◆ Task details:
Give the records from the very start up to and including the line with "avatar[interactable] (36, 455, 144, 563)" as a Markdown table with two columns, Row (the row number) and Line (the line itself), leaving out any blank lines.

◆ Record excerpts:
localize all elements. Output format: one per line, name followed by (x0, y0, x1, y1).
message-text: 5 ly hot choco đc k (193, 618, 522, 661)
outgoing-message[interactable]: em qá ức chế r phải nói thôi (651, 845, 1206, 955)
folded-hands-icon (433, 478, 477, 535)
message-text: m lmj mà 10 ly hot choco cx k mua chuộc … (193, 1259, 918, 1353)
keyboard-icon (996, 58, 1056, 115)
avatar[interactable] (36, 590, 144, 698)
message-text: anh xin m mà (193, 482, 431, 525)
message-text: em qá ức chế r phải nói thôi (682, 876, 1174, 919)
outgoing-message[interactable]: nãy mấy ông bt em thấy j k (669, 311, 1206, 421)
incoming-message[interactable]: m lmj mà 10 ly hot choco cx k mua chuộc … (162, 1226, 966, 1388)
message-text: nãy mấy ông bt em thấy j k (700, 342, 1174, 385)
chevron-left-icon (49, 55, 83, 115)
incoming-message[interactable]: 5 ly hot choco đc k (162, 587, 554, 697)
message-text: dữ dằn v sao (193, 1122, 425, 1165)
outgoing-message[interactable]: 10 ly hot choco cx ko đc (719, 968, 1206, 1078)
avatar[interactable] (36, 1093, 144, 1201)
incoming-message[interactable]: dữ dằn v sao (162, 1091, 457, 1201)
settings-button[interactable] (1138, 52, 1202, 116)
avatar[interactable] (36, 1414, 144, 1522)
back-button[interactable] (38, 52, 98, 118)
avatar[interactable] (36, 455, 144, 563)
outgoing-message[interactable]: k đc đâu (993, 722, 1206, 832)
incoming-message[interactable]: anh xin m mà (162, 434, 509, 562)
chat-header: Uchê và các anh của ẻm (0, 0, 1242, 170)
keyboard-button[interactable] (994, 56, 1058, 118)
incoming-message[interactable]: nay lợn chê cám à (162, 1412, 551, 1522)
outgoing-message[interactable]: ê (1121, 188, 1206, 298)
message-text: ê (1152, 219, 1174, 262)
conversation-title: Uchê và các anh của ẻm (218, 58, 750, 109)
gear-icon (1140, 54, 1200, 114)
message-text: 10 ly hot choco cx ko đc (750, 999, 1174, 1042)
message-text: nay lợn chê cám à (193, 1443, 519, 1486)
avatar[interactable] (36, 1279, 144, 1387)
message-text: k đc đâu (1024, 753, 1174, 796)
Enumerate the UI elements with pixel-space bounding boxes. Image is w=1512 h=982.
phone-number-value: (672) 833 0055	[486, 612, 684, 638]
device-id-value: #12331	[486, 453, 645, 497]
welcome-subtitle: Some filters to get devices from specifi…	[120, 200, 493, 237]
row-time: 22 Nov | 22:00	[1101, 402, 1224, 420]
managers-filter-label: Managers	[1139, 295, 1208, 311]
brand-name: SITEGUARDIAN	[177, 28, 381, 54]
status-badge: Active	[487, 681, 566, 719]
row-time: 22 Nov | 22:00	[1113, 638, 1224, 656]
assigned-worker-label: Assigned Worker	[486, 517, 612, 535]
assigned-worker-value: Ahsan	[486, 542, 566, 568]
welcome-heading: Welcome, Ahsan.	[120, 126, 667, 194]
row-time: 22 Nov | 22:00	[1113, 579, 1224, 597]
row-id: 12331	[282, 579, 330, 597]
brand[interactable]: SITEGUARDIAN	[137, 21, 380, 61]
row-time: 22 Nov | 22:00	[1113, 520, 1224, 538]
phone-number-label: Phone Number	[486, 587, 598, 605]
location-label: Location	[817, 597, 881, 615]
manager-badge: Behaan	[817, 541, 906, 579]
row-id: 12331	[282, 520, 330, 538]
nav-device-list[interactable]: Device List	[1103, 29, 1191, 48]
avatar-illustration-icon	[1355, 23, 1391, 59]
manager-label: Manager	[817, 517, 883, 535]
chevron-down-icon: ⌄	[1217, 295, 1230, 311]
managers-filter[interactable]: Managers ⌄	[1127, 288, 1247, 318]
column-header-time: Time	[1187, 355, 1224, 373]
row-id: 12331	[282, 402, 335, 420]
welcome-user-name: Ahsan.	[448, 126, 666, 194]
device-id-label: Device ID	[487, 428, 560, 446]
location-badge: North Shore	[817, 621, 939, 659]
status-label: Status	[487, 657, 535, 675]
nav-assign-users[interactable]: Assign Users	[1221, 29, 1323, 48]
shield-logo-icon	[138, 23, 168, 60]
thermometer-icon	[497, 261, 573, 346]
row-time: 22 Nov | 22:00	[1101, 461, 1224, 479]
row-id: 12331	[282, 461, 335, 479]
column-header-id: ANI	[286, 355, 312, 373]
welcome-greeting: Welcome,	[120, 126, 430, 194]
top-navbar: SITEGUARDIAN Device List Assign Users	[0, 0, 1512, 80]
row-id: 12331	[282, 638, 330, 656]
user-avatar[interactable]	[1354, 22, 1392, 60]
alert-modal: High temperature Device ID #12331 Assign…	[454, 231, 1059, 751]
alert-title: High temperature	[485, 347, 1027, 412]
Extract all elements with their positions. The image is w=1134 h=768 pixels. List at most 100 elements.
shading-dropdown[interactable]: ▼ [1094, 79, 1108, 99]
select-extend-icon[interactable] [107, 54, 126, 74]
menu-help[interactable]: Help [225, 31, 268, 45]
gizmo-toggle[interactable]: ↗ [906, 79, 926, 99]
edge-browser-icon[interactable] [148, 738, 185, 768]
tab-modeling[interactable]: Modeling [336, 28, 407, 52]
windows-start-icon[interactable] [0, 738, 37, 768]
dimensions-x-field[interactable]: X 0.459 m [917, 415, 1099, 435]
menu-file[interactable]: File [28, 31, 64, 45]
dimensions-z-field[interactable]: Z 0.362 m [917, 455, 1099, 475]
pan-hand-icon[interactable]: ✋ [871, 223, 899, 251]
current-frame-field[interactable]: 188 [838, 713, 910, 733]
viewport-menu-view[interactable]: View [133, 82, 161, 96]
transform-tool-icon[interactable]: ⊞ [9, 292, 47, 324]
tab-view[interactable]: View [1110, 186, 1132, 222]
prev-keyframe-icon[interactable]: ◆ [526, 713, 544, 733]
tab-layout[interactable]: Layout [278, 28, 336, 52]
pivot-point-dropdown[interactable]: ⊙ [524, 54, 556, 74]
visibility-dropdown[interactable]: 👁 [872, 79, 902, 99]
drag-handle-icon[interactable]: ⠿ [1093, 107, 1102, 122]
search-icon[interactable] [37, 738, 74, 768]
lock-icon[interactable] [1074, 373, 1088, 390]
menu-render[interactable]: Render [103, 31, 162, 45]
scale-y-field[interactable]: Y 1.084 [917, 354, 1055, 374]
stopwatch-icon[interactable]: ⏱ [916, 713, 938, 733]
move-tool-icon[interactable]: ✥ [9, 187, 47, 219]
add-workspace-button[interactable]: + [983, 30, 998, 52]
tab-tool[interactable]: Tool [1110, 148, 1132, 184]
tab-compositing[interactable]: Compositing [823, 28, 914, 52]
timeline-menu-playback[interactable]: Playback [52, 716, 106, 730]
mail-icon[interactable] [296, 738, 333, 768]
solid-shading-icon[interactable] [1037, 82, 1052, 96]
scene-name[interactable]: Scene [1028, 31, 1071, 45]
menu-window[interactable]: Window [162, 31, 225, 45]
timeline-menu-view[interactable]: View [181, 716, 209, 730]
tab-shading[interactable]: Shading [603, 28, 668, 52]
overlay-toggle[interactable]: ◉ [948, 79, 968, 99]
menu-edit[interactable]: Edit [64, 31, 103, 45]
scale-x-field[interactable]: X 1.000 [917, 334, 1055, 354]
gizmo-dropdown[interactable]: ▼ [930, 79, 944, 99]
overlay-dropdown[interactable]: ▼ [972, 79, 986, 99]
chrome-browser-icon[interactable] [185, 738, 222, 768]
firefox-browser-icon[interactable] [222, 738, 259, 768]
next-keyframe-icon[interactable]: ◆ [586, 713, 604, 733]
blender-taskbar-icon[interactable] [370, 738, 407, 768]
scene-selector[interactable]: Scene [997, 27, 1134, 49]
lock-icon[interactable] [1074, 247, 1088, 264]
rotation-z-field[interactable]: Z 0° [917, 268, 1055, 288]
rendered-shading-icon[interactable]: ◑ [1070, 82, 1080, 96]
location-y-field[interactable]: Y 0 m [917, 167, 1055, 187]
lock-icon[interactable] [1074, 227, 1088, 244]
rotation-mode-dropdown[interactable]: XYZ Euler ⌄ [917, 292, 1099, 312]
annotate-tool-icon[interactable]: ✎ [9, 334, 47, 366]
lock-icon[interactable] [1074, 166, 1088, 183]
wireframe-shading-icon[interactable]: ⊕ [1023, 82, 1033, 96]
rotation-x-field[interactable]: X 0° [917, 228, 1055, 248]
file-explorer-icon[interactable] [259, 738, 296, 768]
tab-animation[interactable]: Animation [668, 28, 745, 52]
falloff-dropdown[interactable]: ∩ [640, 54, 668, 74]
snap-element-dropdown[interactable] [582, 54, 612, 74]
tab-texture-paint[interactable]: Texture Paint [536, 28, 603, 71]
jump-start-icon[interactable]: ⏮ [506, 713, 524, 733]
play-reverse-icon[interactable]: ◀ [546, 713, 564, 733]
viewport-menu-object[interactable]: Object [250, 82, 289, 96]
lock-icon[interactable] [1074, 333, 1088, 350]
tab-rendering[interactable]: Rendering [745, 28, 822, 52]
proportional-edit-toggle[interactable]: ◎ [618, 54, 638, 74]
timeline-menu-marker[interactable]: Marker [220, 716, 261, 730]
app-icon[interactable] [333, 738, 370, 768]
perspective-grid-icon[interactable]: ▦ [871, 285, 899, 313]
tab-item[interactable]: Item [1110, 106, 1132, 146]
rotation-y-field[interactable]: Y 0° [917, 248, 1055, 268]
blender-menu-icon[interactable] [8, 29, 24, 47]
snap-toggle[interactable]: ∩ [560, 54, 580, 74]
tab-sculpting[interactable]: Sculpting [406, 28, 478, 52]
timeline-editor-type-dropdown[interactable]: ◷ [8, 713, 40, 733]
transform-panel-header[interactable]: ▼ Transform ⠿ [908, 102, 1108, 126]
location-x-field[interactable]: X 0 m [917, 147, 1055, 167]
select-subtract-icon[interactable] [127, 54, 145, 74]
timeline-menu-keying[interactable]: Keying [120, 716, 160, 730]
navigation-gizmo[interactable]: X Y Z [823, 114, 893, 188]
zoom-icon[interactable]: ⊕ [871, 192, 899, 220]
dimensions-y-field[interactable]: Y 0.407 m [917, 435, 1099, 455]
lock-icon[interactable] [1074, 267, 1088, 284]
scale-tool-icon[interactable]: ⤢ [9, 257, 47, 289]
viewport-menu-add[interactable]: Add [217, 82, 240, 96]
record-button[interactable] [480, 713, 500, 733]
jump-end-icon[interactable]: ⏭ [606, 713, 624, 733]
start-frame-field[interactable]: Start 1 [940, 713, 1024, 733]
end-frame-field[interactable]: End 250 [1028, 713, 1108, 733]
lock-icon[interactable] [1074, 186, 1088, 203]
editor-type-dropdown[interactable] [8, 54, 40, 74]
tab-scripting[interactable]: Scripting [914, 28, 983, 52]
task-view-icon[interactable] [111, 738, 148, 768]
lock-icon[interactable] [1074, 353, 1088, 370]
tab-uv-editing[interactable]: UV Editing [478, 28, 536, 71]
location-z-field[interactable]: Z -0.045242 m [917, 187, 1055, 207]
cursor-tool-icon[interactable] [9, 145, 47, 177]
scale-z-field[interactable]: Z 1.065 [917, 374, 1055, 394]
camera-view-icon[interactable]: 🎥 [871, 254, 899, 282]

◆ Answer to this exercise:
| Row | Line |
|---|---|
| 1 | localize all elements. Output format: one per line, name followed by (x0, y0, x1, y1). |
| 2 | message-text: 5 ly hot choco đc k (193, 618, 522, 661) |
| 3 | outgoing-message[interactable]: em qá ức chế r phải nói thôi (651, 845, 1206, 955) |
| 4 | folded-hands-icon (433, 478, 477, 535) |
| 5 | message-text: m lmj mà 10 ly hot choco cx k mua chuộc … (193, 1259, 918, 1353) |
| 6 | keyboard-icon (996, 58, 1056, 115) |
| 7 | avatar[interactable] (36, 590, 144, 698) |
| 8 | message-text: anh xin m mà (193, 482, 431, 525) |
| 9 | message-text: em qá ức chế r phải nói thôi (682, 876, 1174, 919) |
| 10 | outgoing-message[interactable]: nãy mấy ông bt em thấy j k (669, 311, 1206, 421) |
| 11 | incoming-message[interactable]: m lmj mà 10 ly hot choco cx k mua chuộc … (162, 1226, 966, 1388) |
| 12 | message-text: nãy mấy ông bt em thấy j k (700, 342, 1174, 385) |
| 13 | chevron-left-icon (49, 55, 83, 115) |
| 14 | incoming-message[interactable]: 5 ly hot choco đc k (162, 587, 554, 697) |
| 15 | message-text: dữ dằn v sao (193, 1122, 425, 1165) |
| 16 | outgoing-message[interactable]: 10 ly hot choco cx ko đc (719, 968, 1206, 1078) |
| 17 | avatar[interactable] (36, 1093, 144, 1201) |
| 18 | incoming-message[interactable]: dữ dằn v sao (162, 1091, 457, 1201) |
| 19 | settings-button[interactable] (1138, 52, 1202, 116) |
| 20 | avatar[interactable] (36, 1414, 144, 1522) |
| 21 | back-button[interactable] (38, 52, 98, 118) |
| 22 | avatar[interactable] (36, 455, 144, 563) |